What to do
Report how many lines in the records hold the string "week"; give the number and nothing else.

::::::::

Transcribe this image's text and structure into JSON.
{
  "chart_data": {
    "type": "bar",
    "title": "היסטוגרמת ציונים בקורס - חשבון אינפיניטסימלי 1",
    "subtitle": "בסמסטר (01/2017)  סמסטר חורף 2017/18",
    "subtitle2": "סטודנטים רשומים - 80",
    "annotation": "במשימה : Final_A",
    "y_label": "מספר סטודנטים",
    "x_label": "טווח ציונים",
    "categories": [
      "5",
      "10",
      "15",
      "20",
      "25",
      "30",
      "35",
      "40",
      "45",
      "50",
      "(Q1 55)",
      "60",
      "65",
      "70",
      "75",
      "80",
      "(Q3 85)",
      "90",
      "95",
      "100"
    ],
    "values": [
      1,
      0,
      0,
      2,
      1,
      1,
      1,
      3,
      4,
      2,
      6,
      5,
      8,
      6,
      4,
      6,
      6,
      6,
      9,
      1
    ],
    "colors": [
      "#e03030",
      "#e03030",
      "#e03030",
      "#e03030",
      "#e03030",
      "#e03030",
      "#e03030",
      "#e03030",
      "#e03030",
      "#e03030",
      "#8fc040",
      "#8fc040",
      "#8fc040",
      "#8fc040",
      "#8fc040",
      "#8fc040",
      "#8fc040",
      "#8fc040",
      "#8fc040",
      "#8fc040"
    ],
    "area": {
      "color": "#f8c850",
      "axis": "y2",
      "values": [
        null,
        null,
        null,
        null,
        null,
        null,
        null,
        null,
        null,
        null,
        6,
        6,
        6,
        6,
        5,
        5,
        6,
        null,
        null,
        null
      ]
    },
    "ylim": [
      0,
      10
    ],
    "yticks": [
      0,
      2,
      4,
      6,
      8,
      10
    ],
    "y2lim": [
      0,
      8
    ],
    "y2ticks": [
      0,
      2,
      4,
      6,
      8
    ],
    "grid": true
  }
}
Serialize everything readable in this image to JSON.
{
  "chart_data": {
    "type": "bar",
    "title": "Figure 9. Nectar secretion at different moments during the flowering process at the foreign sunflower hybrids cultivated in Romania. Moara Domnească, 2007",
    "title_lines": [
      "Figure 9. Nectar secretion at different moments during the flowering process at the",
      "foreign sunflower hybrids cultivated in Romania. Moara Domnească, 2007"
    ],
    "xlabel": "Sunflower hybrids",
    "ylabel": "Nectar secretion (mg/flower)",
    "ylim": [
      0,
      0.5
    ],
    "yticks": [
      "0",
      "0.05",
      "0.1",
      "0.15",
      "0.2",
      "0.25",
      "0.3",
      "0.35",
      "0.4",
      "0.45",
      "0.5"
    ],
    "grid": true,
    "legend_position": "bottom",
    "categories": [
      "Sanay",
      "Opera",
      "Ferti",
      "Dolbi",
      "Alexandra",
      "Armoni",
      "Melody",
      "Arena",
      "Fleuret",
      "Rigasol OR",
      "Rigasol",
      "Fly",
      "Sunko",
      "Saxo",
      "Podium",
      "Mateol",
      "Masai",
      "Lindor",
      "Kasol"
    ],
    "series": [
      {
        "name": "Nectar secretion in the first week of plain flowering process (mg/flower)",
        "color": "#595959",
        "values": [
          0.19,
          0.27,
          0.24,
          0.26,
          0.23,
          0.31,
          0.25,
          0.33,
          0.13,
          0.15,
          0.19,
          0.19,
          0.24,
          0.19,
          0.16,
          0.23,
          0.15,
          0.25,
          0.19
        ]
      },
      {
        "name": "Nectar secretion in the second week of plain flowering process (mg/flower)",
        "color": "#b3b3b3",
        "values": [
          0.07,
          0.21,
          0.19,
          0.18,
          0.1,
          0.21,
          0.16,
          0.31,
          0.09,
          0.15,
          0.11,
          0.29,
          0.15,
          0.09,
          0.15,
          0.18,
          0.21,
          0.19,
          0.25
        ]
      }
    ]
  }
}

::::::::

Output
2